**SUPPLIED INFORMATION**
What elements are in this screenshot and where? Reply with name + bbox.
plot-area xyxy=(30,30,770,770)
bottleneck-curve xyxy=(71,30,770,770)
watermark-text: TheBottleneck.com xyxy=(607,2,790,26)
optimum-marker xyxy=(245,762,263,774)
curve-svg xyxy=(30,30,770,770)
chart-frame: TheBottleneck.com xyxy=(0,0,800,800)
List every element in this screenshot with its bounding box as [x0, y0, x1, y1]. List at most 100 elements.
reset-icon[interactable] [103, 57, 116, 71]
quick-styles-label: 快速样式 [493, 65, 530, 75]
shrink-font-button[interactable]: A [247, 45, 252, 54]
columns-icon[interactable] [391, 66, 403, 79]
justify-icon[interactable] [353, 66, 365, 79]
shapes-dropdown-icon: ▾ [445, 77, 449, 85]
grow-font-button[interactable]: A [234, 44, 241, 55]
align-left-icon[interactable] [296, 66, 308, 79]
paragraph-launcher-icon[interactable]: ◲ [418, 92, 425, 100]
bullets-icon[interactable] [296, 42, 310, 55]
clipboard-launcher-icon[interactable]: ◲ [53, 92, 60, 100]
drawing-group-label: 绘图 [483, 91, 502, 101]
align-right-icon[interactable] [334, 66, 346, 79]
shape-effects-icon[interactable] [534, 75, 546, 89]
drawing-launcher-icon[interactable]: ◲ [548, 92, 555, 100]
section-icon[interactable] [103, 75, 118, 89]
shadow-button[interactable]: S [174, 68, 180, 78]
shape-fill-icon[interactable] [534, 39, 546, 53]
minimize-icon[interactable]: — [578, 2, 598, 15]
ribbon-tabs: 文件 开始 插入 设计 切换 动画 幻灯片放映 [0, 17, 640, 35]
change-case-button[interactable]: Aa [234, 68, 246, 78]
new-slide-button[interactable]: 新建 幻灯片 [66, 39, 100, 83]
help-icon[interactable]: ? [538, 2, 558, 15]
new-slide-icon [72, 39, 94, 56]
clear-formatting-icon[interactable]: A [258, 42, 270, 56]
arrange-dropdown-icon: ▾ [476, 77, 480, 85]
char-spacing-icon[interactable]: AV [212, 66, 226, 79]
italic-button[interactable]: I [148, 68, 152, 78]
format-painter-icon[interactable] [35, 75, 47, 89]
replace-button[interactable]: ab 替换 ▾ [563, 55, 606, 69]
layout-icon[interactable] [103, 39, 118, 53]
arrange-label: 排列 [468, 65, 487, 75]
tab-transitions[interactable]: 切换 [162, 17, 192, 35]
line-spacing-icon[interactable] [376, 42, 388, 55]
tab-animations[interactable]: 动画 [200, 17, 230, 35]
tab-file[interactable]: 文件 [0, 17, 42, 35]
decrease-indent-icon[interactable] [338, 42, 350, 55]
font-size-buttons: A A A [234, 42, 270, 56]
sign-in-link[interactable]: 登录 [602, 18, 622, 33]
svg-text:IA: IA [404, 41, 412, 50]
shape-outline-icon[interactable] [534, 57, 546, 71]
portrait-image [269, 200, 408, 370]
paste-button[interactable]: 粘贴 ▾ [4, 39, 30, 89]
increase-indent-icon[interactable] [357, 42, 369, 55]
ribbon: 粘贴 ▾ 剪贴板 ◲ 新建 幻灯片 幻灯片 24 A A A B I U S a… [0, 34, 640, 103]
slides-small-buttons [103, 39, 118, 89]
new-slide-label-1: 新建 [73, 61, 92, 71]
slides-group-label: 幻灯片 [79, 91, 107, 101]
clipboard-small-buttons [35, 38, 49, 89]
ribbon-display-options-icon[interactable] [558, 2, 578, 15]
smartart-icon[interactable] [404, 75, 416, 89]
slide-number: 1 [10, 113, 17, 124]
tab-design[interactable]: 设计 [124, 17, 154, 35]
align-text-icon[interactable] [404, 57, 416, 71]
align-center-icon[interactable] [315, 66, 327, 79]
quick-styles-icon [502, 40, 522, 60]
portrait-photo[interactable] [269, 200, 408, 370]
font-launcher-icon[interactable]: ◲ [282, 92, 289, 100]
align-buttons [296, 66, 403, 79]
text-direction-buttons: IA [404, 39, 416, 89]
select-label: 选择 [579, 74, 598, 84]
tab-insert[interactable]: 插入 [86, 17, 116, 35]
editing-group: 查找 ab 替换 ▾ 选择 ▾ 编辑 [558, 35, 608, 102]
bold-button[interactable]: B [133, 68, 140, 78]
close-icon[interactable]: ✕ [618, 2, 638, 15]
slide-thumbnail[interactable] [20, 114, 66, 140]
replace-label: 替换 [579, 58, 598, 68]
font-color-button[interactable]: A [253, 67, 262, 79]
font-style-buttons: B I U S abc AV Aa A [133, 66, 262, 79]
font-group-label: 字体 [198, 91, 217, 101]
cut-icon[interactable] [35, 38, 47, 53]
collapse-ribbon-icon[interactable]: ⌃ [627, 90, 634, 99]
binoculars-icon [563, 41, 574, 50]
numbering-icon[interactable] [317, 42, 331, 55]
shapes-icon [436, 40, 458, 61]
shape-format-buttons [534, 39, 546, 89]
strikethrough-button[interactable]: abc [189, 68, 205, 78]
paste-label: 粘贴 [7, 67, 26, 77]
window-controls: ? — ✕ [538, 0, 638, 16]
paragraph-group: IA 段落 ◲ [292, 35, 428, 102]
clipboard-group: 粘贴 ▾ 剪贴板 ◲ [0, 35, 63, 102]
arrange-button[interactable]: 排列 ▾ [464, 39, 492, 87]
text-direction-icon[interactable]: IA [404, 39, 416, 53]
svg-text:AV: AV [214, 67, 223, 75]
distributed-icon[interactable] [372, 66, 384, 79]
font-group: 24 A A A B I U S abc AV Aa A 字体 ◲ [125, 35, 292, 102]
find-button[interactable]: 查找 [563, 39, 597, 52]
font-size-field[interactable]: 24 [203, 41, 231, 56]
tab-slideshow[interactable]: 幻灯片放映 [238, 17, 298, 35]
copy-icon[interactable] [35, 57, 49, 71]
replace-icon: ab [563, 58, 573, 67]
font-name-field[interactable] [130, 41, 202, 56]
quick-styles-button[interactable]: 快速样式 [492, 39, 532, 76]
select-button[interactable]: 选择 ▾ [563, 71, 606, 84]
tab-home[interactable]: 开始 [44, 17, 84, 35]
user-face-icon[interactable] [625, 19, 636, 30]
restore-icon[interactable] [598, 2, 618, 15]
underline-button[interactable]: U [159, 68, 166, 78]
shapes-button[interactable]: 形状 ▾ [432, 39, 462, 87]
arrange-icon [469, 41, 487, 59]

**BRIEF**
Transcribe the listing above verbatim, reproducing every line in its original order.

**CORRECT OUTPUT**
What elements are in this screenshot and where? Reply with name + bbox.
plot-area xyxy=(30,30,770,770)
bottleneck-curve xyxy=(71,30,770,770)
watermark-text: TheBottleneck.com xyxy=(607,2,790,26)
optimum-marker xyxy=(245,762,263,774)
curve-svg xyxy=(30,30,770,770)
chart-frame: TheBottleneck.com xyxy=(0,0,800,800)
List every element in this screenshot with its bounding box as [x0, y0, x1, y1]. List at most 100 elements.
reset-icon[interactable] [103, 57, 116, 71]
quick-styles-label: 快速样式 [493, 65, 530, 75]
shrink-font-button[interactable]: A [247, 45, 252, 54]
columns-icon[interactable] [391, 66, 403, 79]
justify-icon[interactable] [353, 66, 365, 79]
shapes-dropdown-icon: ▾ [445, 77, 449, 85]
grow-font-button[interactable]: A [234, 44, 241, 55]
align-left-icon[interactable] [296, 66, 308, 79]
paragraph-launcher-icon[interactable]: ◲ [418, 92, 425, 100]
bullets-icon[interactable] [296, 42, 310, 55]
clipboard-launcher-icon[interactable]: ◲ [53, 92, 60, 100]
drawing-group-label: 绘图 [483, 91, 502, 101]
align-right-icon[interactable] [334, 66, 346, 79]
shape-effects-icon[interactable] [534, 75, 546, 89]
drawing-launcher-icon[interactable]: ◲ [548, 92, 555, 100]
section-icon[interactable] [103, 75, 118, 89]
shadow-button[interactable]: S [174, 68, 180, 78]
shape-fill-icon[interactable] [534, 39, 546, 53]
minimize-icon[interactable]: — [578, 2, 598, 15]
ribbon-tabs: 文件 开始 插入 设计 切换 动画 幻灯片放映 [0, 17, 640, 35]
change-case-button[interactable]: Aa [234, 68, 246, 78]
new-slide-button[interactable]: 新建 幻灯片 [66, 39, 100, 83]
help-icon[interactable]: ? [538, 2, 558, 15]
new-slide-icon [72, 39, 94, 56]
clear-formatting-icon[interactable]: A [258, 42, 270, 56]
arrange-dropdown-icon: ▾ [476, 77, 480, 85]
char-spacing-icon[interactable]: AV [212, 66, 226, 79]
italic-button[interactable]: I [148, 68, 152, 78]
format-painter-icon[interactable] [35, 75, 47, 89]
replace-button[interactable]: ab 替换 ▾ [563, 55, 606, 69]
layout-icon[interactable] [103, 39, 118, 53]
arrange-label: 排列 [468, 65, 487, 75]
tab-transitions[interactable]: 切换 [162, 17, 192, 35]
line-spacing-icon[interactable] [376, 42, 388, 55]
tab-animations[interactable]: 动画 [200, 17, 230, 35]
tab-file[interactable]: 文件 [0, 17, 42, 35]
decrease-indent-icon[interactable] [338, 42, 350, 55]
font-size-buttons: A A A [234, 42, 270, 56]
sign-in-link[interactable]: 登录 [602, 18, 622, 33]
svg-text:IA: IA [404, 41, 412, 50]
shape-outline-icon[interactable] [534, 57, 546, 71]
portrait-image [269, 200, 408, 370]
paste-button[interactable]: 粘贴 ▾ [4, 39, 30, 89]
increase-indent-icon[interactable] [357, 42, 369, 55]
ribbon: 粘贴 ▾ 剪贴板 ◲ 新建 幻灯片 幻灯片 24 A A A B I U S a… [0, 34, 640, 103]
slides-small-buttons [103, 39, 118, 89]
new-slide-label-1: 新建 [73, 61, 92, 71]
slides-group-label: 幻灯片 [79, 91, 107, 101]
clipboard-small-buttons [35, 38, 49, 89]
ribbon-display-options-icon[interactable] [558, 2, 578, 15]
smartart-icon[interactable] [404, 75, 416, 89]
slide-number: 1 [10, 113, 17, 124]
tab-design[interactable]: 设计 [124, 17, 154, 35]
align-text-icon[interactable] [404, 57, 416, 71]
align-center-icon[interactable] [315, 66, 327, 79]
quick-styles-icon [502, 40, 522, 60]
portrait-photo[interactable] [269, 200, 408, 370]
font-launcher-icon[interactable]: ◲ [282, 92, 289, 100]
align-buttons [296, 66, 403, 79]
text-direction-buttons: IA [404, 39, 416, 89]
select-label: 选择 [579, 74, 598, 84]
tab-insert[interactable]: 插入 [86, 17, 116, 35]
editing-group: 查找 ab 替换 ▾ 选择 ▾ 编辑 [558, 35, 608, 102]
bold-button[interactable]: B [133, 68, 140, 78]
close-icon[interactable]: ✕ [618, 2, 638, 15]
slide-thumbnail[interactable] [20, 114, 66, 140]
replace-label: 替换 [579, 58, 598, 68]
font-color-button[interactable]: A [253, 67, 262, 79]
font-style-buttons: B I U S abc AV Aa A [133, 66, 262, 79]
font-group-label: 字体 [198, 91, 217, 101]
cut-icon[interactable] [35, 38, 47, 53]
collapse-ribbon-icon[interactable]: ⌃ [627, 90, 634, 99]
binoculars-icon [563, 41, 574, 50]
numbering-icon[interactable] [317, 42, 331, 55]
shapes-icon [436, 40, 458, 61]
shape-format-buttons [534, 39, 546, 89]
strikethrough-button[interactable]: abc [189, 68, 205, 78]
paste-label: 粘贴 [7, 67, 26, 77]
window-controls: ? — ✕ [538, 0, 638, 16]
paragraph-group: IA 段落 ◲ [292, 35, 428, 102]
clipboard-group: 粘贴 ▾ 剪贴板 ◲ [0, 35, 63, 102]
arrange-button[interactable]: 排列 ▾ [464, 39, 492, 87]
text-direction-icon[interactable]: IA [404, 39, 416, 53]
svg-text:AV: AV [214, 67, 223, 75]
distributed-icon[interactable] [372, 66, 384, 79]
font-group: 24 A A A B I U S abc AV Aa A 字体 ◲ [125, 35, 292, 102]
find-button[interactable]: 查找 [563, 39, 597, 52]
font-size-field[interactable]: 24 [203, 41, 231, 56]
tab-slideshow[interactable]: 幻灯片放映 [238, 17, 298, 35]
copy-icon[interactable] [35, 57, 49, 71]
replace-icon: ab [563, 58, 573, 67]
font-name-field[interactable] [130, 41, 202, 56]
quick-styles-button[interactable]: 快速样式 [492, 39, 532, 76]
select-button[interactable]: 选择 ▾ [563, 71, 606, 84]
tab-home[interactable]: 开始 [44, 17, 84, 35]
user-face-icon[interactable] [625, 19, 636, 30]
restore-icon[interactable] [598, 2, 618, 15]
underline-button[interactable]: U [159, 68, 166, 78]
shapes-button[interactable]: 形状 ▾ [432, 39, 462, 87]
arrange-icon [469, 41, 487, 59]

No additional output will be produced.